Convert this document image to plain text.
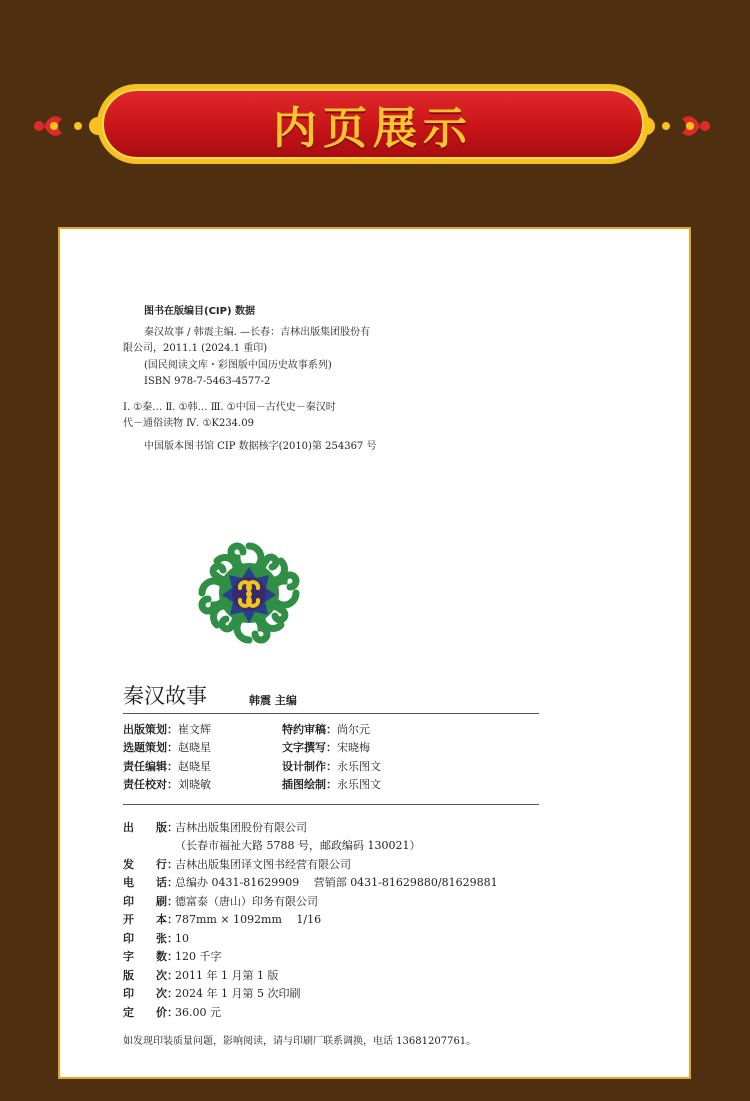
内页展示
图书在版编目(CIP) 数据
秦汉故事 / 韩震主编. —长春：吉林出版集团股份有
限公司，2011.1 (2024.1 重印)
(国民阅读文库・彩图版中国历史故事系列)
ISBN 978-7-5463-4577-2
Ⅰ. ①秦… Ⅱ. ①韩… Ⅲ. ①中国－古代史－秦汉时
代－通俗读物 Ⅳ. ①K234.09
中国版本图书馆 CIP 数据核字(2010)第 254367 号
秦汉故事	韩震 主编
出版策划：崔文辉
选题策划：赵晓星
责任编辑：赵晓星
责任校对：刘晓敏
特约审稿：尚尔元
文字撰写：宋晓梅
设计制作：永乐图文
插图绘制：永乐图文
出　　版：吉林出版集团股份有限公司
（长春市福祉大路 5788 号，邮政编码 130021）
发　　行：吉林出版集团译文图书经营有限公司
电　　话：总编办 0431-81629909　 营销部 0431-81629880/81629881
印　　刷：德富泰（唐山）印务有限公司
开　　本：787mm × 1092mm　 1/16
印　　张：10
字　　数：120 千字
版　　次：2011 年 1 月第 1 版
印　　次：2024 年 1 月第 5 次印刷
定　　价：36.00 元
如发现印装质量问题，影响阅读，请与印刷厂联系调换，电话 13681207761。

────────────────────

Copy the material shown above in full and exactly. Skip the pictures.

Convert this document image to plain text.
内页展示
图书在版编目(CIP) 数据
秦汉故事 / 韩震主编. —长春：吉林出版集团股份有
限公司，2011.1 (2024.1 重印)
(国民阅读文库・彩图版中国历史故事系列)
ISBN 978-7-5463-4577-2
Ⅰ. ①秦… Ⅱ. ①韩… Ⅲ. ①中国－古代史－秦汉时
代－通俗读物 Ⅳ. ①K234.09
中国版本图书馆 CIP 数据核字(2010)第 254367 号
秦汉故事	韩震 主编
出版策划：崔文辉
选题策划：赵晓星
责任编辑：赵晓星
责任校对：刘晓敏
特约审稿：尚尔元
文字撰写：宋晓梅
设计制作：永乐图文
插图绘制：永乐图文
出　　版：吉林出版集团股份有限公司
（长春市福祉大路 5788 号，邮政编码 130021）
发　　行：吉林出版集团译文图书经营有限公司
电　　话：总编办 0431-81629909　 营销部 0431-81629880/81629881
印　　刷：德富泰（唐山）印务有限公司
开　　本：787mm × 1092mm　 1/16
印　　张：10
字　　数：120 千字
版　　次：2011 年 1 月第 1 版
印　　次：2024 年 1 月第 5 次印刷
定　　价：36.00 元
如发现印装质量问题，影响阅读，请与印刷厂联系调换，电话 13681207761。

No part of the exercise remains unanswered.